Given exercise »
Copy every line in which the string "deviator" occurs.

Data shown »
--- Start ---

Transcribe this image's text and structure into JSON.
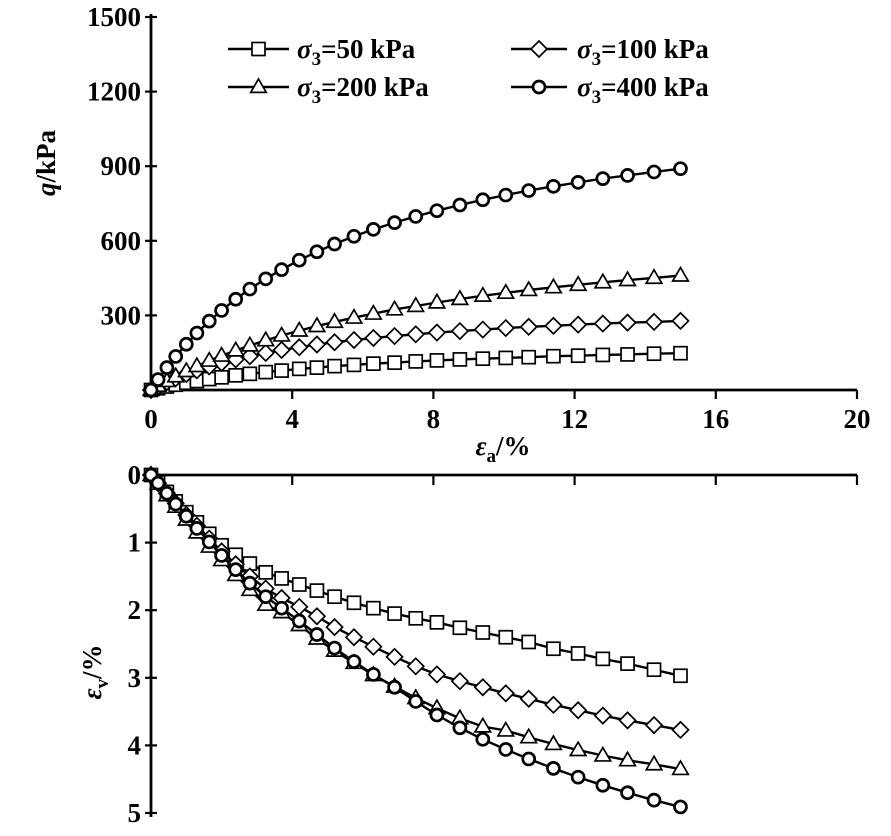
{
  "figure": {
    "background": "#ffffff",
    "ink": "#000000",
    "description": "Triaxial test results: deviator stress and volumetric strain versus axial strain"
  },
  "legend": {
    "items": [
      {
        "id": "sigma3-50",
        "symbol": "σ",
        "subscript": "3",
        "text": "=50 kPa",
        "marker": "square"
      },
      {
        "id": "sigma3-100",
        "symbol": "σ",
        "subscript": "3",
        "text": "=100 kPa",
        "marker": "diamond"
      },
      {
        "id": "sigma3-200",
        "symbol": "σ",
        "subscript": "3",
        "text": "=200 kPa",
        "marker": "triangle"
      },
      {
        "id": "sigma3-400",
        "symbol": "σ",
        "subscript": "3",
        "text": "=400 kPa",
        "marker": "circle"
      }
    ]
  },
  "chart_data": [
    {
      "id": "deviator-stress-vs-axial-strain",
      "type": "line",
      "xlabel": {
        "symbol": "ε",
        "subscript": "a",
        "text": "/%"
      },
      "ylabel": {
        "symbol": "q",
        "subscript": "",
        "text": "/kPa"
      },
      "xlim": [
        0,
        20
      ],
      "ylim": [
        0,
        1500
      ],
      "xticks": [
        0,
        4,
        8,
        12,
        16,
        20
      ],
      "yticks": [
        300,
        600,
        900,
        1200,
        1500
      ],
      "x_tick_labels_shown": true,
      "grid": false,
      "legend_position": "top-inside",
      "series": [
        {
          "name": "σ3=50 kPa",
          "sigma3_kpa": 50,
          "marker": "square",
          "points": [
            [
              0,
              0
            ],
            [
              0.2,
              7
            ],
            [
              0.45,
              14
            ],
            [
              0.7,
              21
            ],
            [
              1,
              29
            ],
            [
              1.3,
              36
            ],
            [
              1.65,
              44
            ],
            [
              2,
              51
            ],
            [
              2.4,
              59
            ],
            [
              2.8,
              65
            ],
            [
              3.25,
              72
            ],
            [
              3.7,
              78
            ],
            [
              4.2,
              85
            ],
            [
              4.7,
              90
            ],
            [
              5.2,
              96
            ],
            [
              5.75,
              101
            ],
            [
              6.3,
              106
            ],
            [
              6.9,
              110
            ],
            [
              7.5,
              115
            ],
            [
              8.1,
              119
            ],
            [
              8.75,
              123
            ],
            [
              9.4,
              126
            ],
            [
              10.05,
              129
            ],
            [
              10.7,
              132
            ],
            [
              11.4,
              136
            ],
            [
              12.1,
              138
            ],
            [
              12.8,
              141
            ],
            [
              13.5,
              143
            ],
            [
              14.25,
              146
            ],
            [
              15,
              148
            ]
          ]
        },
        {
          "name": "σ3=100 kPa",
          "sigma3_kpa": 100,
          "marker": "diamond",
          "points": [
            [
              0,
              0
            ],
            [
              0.2,
              15
            ],
            [
              0.45,
              32
            ],
            [
              0.7,
              47
            ],
            [
              1,
              64
            ],
            [
              1.3,
              79
            ],
            [
              1.65,
              95
            ],
            [
              2,
              109
            ],
            [
              2.4,
              123
            ],
            [
              2.8,
              136
            ],
            [
              3.25,
              149
            ],
            [
              3.7,
              161
            ],
            [
              4.2,
              172
            ],
            [
              4.7,
              183
            ],
            [
              5.2,
              192
            ],
            [
              5.75,
              201
            ],
            [
              6.3,
              209
            ],
            [
              6.9,
              217
            ],
            [
              7.5,
              224
            ],
            [
              8.1,
              231
            ],
            [
              8.75,
              237
            ],
            [
              9.4,
              243
            ],
            [
              10.05,
              249
            ],
            [
              10.7,
              254
            ],
            [
              11.4,
              258
            ],
            [
              12.1,
              263
            ],
            [
              12.8,
              267
            ],
            [
              13.5,
              271
            ],
            [
              14.25,
              274
            ],
            [
              15,
              278
            ]
          ]
        },
        {
          "name": "σ3=200 kPa",
          "sigma3_kpa": 200,
          "marker": "triangle",
          "points": [
            [
              0,
              0
            ],
            [
              0.2,
              17
            ],
            [
              0.45,
              36
            ],
            [
              0.7,
              55
            ],
            [
              1,
              76
            ],
            [
              1.3,
              96
            ],
            [
              1.65,
              118
            ],
            [
              2,
              138
            ],
            [
              2.4,
              159
            ],
            [
              2.8,
              179
            ],
            [
              3.25,
              200
            ],
            [
              3.7,
              219
            ],
            [
              4.2,
              239
            ],
            [
              4.7,
              257
            ],
            [
              5.2,
              274
            ],
            [
              5.75,
              291
            ],
            [
              6.3,
              307
            ],
            [
              6.9,
              324
            ],
            [
              7.5,
              338
            ],
            [
              8.1,
              352
            ],
            [
              8.75,
              366
            ],
            [
              9.4,
              379
            ],
            [
              10.05,
              391
            ],
            [
              10.7,
              402
            ],
            [
              11.4,
              413
            ],
            [
              12.1,
              423
            ],
            [
              12.8,
              433
            ],
            [
              13.5,
              442
            ],
            [
              14.25,
              451
            ],
            [
              15,
              460
            ]
          ]
        },
        {
          "name": "σ3=400 kPa",
          "sigma3_kpa": 400,
          "marker": "circle",
          "points": [
            [
              0,
              0
            ],
            [
              0.2,
              42
            ],
            [
              0.45,
              90
            ],
            [
              0.7,
              135
            ],
            [
              1,
              184
            ],
            [
              1.3,
              229
            ],
            [
              1.65,
              277
            ],
            [
              2,
              320
            ],
            [
              2.4,
              365
            ],
            [
              2.8,
              406
            ],
            [
              3.25,
              447
            ],
            [
              3.7,
              484
            ],
            [
              4.2,
              522
            ],
            [
              4.7,
              556
            ],
            [
              5.2,
              587
            ],
            [
              5.75,
              618
            ],
            [
              6.3,
              646
            ],
            [
              6.9,
              673
            ],
            [
              7.5,
              698
            ],
            [
              8.1,
              721
            ],
            [
              8.75,
              744
            ],
            [
              9.4,
              765
            ],
            [
              10.05,
              784
            ],
            [
              10.7,
              802
            ],
            [
              11.4,
              819
            ],
            [
              12.1,
              835
            ],
            [
              12.8,
              850
            ],
            [
              13.5,
              863
            ],
            [
              14.25,
              877
            ],
            [
              15,
              890
            ]
          ]
        }
      ]
    },
    {
      "id": "volumetric-strain-vs-axial-strain",
      "type": "line",
      "xlabel": null,
      "ylabel": {
        "symbol": "ε",
        "subscript": "v",
        "text": "/%"
      },
      "xlim": [
        0,
        20
      ],
      "ylim": [
        0,
        5
      ],
      "y_inverted": true,
      "xticks": [
        4,
        8,
        12,
        16,
        20
      ],
      "yticks": [
        0,
        1,
        2,
        3,
        4,
        5
      ],
      "x_tick_labels_shown": false,
      "grid": false,
      "series": [
        {
          "name": "σ3=50 kPa",
          "sigma3_kpa": 50,
          "marker": "square",
          "points": [
            [
              0,
              0
            ],
            [
              0.2,
              0.11
            ],
            [
              0.45,
              0.25
            ],
            [
              0.7,
              0.39
            ],
            [
              1,
              0.55
            ],
            [
              1.3,
              0.7
            ],
            [
              1.65,
              0.87
            ],
            [
              2,
              1.04
            ],
            [
              2.4,
              1.18
            ],
            [
              2.8,
              1.31
            ],
            [
              3.25,
              1.44
            ],
            [
              3.7,
              1.53
            ],
            [
              4.2,
              1.62
            ],
            [
              4.7,
              1.71
            ],
            [
              5.2,
              1.8
            ],
            [
              5.75,
              1.89
            ],
            [
              6.3,
              1.97
            ],
            [
              6.9,
              2.05
            ],
            [
              7.5,
              2.12
            ],
            [
              8.1,
              2.18
            ],
            [
              8.75,
              2.26
            ],
            [
              9.4,
              2.33
            ],
            [
              10.05,
              2.4
            ],
            [
              10.7,
              2.47
            ],
            [
              11.4,
              2.57
            ],
            [
              12.1,
              2.64
            ],
            [
              12.8,
              2.72
            ],
            [
              13.5,
              2.79
            ],
            [
              14.25,
              2.88
            ],
            [
              15,
              2.97
            ]
          ]
        },
        {
          "name": "σ3=100 kPa",
          "sigma3_kpa": 100,
          "marker": "diamond",
          "points": [
            [
              0,
              0
            ],
            [
              0.2,
              0.12
            ],
            [
              0.45,
              0.27
            ],
            [
              0.7,
              0.42
            ],
            [
              1,
              0.59
            ],
            [
              1.3,
              0.75
            ],
            [
              1.65,
              0.94
            ],
            [
              2,
              1.13
            ],
            [
              2.4,
              1.32
            ],
            [
              2.8,
              1.5
            ],
            [
              3.25,
              1.68
            ],
            [
              3.7,
              1.82
            ],
            [
              4.2,
              1.95
            ],
            [
              4.7,
              2.09
            ],
            [
              5.2,
              2.25
            ],
            [
              5.75,
              2.4
            ],
            [
              6.3,
              2.54
            ],
            [
              6.9,
              2.69
            ],
            [
              7.5,
              2.83
            ],
            [
              8.1,
              2.95
            ],
            [
              8.75,
              3.05
            ],
            [
              9.4,
              3.14
            ],
            [
              10.05,
              3.23
            ],
            [
              10.7,
              3.31
            ],
            [
              11.4,
              3.4
            ],
            [
              12.1,
              3.48
            ],
            [
              12.8,
              3.56
            ],
            [
              13.5,
              3.63
            ],
            [
              14.25,
              3.7
            ],
            [
              15,
              3.77
            ]
          ]
        },
        {
          "name": "σ3=200 kPa",
          "sigma3_kpa": 200,
          "marker": "triangle",
          "points": [
            [
              0,
              0
            ],
            [
              0.2,
              0.13
            ],
            [
              0.45,
              0.3
            ],
            [
              0.7,
              0.47
            ],
            [
              1,
              0.66
            ],
            [
              1.3,
              0.85
            ],
            [
              1.65,
              1.06
            ],
            [
              2,
              1.26
            ],
            [
              2.4,
              1.48
            ],
            [
              2.8,
              1.7
            ],
            [
              3.25,
              1.92
            ],
            [
              3.7,
              2.03
            ],
            [
              4.2,
              2.22
            ],
            [
              4.7,
              2.42
            ],
            [
              5.2,
              2.6
            ],
            [
              5.75,
              2.78
            ],
            [
              6.3,
              2.96
            ],
            [
              6.9,
              3.13
            ],
            [
              7.5,
              3.3
            ],
            [
              8.1,
              3.45
            ],
            [
              8.75,
              3.6
            ],
            [
              9.4,
              3.72
            ],
            [
              10.05,
              3.78
            ],
            [
              10.7,
              3.88
            ],
            [
              11.4,
              3.98
            ],
            [
              12.1,
              4.07
            ],
            [
              12.8,
              4.15
            ],
            [
              13.5,
              4.22
            ],
            [
              14.25,
              4.28
            ],
            [
              15,
              4.35
            ]
          ]
        },
        {
          "name": "σ3=400 kPa",
          "sigma3_kpa": 400,
          "marker": "circle",
          "points": [
            [
              0,
              0
            ],
            [
              0.2,
              0.12
            ],
            [
              0.45,
              0.27
            ],
            [
              0.7,
              0.43
            ],
            [
              1,
              0.61
            ],
            [
              1.3,
              0.79
            ],
            [
              1.65,
              0.99
            ],
            [
              2,
              1.19
            ],
            [
              2.4,
              1.4
            ],
            [
              2.8,
              1.6
            ],
            [
              3.25,
              1.8
            ],
            [
              3.7,
              1.97
            ],
            [
              4.2,
              2.16
            ],
            [
              4.7,
              2.36
            ],
            [
              5.2,
              2.56
            ],
            [
              5.75,
              2.76
            ],
            [
              6.3,
              2.95
            ],
            [
              6.9,
              3.14
            ],
            [
              7.5,
              3.35
            ],
            [
              8.1,
              3.55
            ],
            [
              8.75,
              3.74
            ],
            [
              9.4,
              3.91
            ],
            [
              10.05,
              4.06
            ],
            [
              10.7,
              4.2
            ],
            [
              11.4,
              4.34
            ],
            [
              12.1,
              4.47
            ],
            [
              12.8,
              4.59
            ],
            [
              13.5,
              4.7
            ],
            [
              14.25,
              4.81
            ],
            [
              15,
              4.91
            ]
          ]
        }
      ]
    }
  ]
}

--- End ---

Result below »
    "description": "Triaxial test results: deviator stress and volumetric strain versus axial strain"
      "id": "deviator-stress-vs-axial-strain",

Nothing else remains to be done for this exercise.